Entries from a dataset:
>>>>>
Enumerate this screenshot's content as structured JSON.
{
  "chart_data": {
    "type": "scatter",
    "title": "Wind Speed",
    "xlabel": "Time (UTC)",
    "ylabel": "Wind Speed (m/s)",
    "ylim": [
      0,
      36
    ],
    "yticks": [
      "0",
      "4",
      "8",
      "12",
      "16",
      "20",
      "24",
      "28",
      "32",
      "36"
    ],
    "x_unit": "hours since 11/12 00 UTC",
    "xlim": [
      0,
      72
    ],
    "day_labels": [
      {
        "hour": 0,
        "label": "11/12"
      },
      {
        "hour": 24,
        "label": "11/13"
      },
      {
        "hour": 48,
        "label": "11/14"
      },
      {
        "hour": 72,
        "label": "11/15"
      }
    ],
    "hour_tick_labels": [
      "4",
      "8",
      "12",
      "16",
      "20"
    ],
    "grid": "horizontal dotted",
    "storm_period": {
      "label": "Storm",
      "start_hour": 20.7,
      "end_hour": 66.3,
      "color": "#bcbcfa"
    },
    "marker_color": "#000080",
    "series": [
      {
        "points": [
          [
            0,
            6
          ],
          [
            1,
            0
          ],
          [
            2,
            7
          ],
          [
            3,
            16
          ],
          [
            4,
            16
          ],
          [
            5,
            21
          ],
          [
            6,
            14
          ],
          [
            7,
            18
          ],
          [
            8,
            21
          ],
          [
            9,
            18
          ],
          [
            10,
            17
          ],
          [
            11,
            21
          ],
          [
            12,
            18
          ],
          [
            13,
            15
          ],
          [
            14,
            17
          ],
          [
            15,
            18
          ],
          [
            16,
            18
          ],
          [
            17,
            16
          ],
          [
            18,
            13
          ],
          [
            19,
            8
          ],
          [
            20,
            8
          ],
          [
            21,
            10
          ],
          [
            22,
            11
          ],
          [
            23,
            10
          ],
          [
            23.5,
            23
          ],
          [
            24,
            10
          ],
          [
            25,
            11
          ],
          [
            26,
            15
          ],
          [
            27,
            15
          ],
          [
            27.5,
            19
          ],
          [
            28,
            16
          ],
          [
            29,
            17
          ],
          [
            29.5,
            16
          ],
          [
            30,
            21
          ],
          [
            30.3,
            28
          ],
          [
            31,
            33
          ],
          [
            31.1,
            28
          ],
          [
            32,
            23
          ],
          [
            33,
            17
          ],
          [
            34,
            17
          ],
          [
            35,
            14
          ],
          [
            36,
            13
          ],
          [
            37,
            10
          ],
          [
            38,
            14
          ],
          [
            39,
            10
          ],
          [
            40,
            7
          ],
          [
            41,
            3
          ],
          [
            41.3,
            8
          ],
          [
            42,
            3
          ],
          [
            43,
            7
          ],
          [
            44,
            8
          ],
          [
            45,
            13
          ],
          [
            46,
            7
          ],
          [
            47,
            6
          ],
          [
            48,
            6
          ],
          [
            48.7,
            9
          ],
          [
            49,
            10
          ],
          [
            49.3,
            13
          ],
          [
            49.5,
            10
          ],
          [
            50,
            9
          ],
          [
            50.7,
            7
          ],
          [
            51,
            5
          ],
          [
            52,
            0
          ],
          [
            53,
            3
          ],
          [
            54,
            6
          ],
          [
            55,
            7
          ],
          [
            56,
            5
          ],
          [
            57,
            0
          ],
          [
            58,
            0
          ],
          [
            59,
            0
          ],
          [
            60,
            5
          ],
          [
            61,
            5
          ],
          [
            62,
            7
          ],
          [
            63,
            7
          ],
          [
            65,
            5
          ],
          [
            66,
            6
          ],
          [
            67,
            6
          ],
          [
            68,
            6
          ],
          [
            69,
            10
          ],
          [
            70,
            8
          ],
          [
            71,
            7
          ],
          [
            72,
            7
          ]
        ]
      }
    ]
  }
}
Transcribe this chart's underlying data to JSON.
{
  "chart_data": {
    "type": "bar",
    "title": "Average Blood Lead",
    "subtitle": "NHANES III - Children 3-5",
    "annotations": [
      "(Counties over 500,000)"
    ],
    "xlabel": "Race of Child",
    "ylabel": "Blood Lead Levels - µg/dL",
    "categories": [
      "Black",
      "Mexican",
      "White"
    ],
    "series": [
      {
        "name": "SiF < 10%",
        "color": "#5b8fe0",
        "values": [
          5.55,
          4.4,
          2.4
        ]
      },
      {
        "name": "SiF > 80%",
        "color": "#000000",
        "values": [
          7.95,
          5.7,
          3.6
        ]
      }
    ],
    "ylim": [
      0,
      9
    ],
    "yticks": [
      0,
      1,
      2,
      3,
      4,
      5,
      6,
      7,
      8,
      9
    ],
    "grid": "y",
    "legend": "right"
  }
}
<<<<<
Pick out every line with the string "JSON" and copy it.

Enumerate this screenshot's content as structured JSON.
Transcribe this chart's underlying data to JSON.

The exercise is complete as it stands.